> **Description of the task**
Copy out everything from "Needless to say" down to "to discuss this." in the passage about streets as political spaces, changing "citizen activists" to "local residents".

> **Passage**
•••••

Needless to say that streets are part of public spaces. They can define the cultural, social, economic, and political functions of cities. With that being said, streets are also political spaces! The politics of streets can vary from creating equal space, and reclaiming city streets from cars to protests taking place in them. In the case of inequality and injustice, streets can become both places of oppression and protest. We have seen many examples from all around the world. How can streets facilitate political and social activation? Together with researchers, urbanists, and citizen activists, we aim to discuss this.
About Designing Cities for All: RE generation
Over the past two years of Designing Cities for All (DCFA) we’ve learned about exclusion by design and the (re)-design of inclusive cities. Along the journey, a certain question kept popping up: what exactly does ‘for all’ entail? After focusing mostly on the ‘who’ over the past two years, DCFA is rebooting as Designing Cities for All: RE-generation . This time around, the series is also incorporating the ‘what’ by looking through the fresh lens of regenerative design . This emerging field might very well be a promising answer to the challenges of our time, as it focuses on the (re)-design of products, services, and ecological recovery that keep the systems healthy.
About the speakers
Meredith Glaser serves as the Executive Director of the Urban Cycling Institute , a research institute in Amsterdam. She brings an interdisciplinary perspective to urban mobility, with her background in public health, urban planning, and environmental science. She has (co-)produced many events and programs on the cycling city and her focus lies on policy innovation, knowledge transfer, and sustainable transport goals.

•••••

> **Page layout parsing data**
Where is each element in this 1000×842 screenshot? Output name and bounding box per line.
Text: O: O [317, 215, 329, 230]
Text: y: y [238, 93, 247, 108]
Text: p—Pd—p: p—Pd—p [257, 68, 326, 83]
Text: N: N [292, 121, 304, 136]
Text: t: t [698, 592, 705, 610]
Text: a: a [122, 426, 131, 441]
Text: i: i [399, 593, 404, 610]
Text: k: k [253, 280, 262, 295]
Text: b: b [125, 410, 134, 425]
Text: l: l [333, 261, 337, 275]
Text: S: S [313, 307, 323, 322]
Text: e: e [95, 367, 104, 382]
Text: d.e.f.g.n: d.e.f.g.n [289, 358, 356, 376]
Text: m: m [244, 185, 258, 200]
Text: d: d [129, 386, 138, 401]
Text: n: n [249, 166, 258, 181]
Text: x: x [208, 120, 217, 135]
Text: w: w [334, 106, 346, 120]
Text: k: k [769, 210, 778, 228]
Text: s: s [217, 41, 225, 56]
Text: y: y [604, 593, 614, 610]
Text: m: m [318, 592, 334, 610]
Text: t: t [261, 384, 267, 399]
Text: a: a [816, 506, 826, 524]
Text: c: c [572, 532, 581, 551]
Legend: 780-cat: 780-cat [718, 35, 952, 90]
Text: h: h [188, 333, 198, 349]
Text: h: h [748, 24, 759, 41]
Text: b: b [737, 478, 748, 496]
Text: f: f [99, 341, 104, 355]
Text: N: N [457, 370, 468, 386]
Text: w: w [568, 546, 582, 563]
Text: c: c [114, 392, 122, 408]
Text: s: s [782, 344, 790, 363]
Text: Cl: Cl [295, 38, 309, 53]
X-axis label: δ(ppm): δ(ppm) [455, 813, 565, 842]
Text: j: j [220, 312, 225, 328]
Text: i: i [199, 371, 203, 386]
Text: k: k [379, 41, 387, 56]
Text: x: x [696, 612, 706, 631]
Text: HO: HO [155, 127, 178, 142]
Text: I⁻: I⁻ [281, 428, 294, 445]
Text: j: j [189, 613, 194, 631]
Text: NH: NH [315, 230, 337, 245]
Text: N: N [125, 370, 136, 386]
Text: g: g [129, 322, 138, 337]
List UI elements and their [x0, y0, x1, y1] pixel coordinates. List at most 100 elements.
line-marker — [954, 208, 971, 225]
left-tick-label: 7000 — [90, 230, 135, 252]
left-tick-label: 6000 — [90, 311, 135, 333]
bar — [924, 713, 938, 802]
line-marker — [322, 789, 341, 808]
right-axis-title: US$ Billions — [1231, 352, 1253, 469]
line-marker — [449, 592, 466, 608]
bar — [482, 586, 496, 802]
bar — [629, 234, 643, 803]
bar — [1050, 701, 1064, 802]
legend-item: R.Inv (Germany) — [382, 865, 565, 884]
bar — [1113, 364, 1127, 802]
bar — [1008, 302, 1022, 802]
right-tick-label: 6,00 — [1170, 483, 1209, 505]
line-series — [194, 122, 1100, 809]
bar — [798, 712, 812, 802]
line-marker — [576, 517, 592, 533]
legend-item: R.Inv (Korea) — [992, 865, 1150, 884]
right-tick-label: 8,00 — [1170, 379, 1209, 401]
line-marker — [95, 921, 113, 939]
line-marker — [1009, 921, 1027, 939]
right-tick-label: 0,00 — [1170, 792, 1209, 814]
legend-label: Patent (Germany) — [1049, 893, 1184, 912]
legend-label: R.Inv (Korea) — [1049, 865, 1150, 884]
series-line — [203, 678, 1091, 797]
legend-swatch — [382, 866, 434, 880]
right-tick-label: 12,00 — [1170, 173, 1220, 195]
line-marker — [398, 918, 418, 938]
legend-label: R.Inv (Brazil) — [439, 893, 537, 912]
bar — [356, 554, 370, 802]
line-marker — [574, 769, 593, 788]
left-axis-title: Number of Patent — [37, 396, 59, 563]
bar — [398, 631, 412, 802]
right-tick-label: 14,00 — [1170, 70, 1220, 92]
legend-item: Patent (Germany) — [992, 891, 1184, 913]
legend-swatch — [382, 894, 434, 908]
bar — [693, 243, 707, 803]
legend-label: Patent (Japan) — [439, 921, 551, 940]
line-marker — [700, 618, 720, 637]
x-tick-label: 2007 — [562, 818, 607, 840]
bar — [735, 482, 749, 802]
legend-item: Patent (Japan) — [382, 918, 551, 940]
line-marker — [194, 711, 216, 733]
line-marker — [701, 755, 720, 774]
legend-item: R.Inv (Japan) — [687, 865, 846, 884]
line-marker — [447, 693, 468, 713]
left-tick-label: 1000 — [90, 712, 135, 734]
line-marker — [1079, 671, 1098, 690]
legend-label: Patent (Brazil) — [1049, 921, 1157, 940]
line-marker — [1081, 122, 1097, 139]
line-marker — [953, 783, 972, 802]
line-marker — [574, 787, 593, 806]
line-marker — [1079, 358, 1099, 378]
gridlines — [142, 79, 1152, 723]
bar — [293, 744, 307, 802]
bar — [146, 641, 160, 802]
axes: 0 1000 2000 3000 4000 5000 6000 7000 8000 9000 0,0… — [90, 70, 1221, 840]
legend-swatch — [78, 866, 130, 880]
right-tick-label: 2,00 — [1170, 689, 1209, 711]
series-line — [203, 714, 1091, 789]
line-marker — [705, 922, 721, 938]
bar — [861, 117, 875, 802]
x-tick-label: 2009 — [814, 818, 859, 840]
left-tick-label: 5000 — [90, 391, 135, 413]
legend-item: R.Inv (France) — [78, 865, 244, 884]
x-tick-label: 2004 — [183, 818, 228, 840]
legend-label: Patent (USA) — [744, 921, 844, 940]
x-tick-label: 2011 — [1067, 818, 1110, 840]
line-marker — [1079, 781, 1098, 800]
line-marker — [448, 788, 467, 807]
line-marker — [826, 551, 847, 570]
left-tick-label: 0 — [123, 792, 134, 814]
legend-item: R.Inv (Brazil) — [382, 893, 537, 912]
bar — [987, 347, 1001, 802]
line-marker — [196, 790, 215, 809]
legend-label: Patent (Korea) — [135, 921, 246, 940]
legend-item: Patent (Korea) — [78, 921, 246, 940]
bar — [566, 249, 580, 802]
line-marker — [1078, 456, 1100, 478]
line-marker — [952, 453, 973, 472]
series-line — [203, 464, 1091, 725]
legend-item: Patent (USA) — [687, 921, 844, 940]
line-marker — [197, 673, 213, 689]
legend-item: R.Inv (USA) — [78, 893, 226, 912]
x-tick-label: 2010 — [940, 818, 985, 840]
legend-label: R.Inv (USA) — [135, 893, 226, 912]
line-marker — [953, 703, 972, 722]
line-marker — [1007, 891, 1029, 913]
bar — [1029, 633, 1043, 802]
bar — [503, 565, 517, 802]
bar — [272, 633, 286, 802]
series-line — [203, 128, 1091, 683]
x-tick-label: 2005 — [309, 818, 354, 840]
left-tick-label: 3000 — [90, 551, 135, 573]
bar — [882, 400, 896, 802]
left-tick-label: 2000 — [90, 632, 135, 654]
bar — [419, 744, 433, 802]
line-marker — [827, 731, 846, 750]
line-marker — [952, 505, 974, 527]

•••••

> **Finished exercise**
Needless to say that streets are part of public spaces. They can define the cultural, social, economic, and political functions of cities. With that being said, streets are also political spaces! The politics of streets can vary from creating equal space, and reclaiming city streets from cars to protests taking place in them. In the case of inequality and injustice, streets can become both places of oppression and protest. We have seen many examples from all around the world. How can streets facilitate political and social activation? Together with researchers, urbanists, and local residents, we aim to discuss this.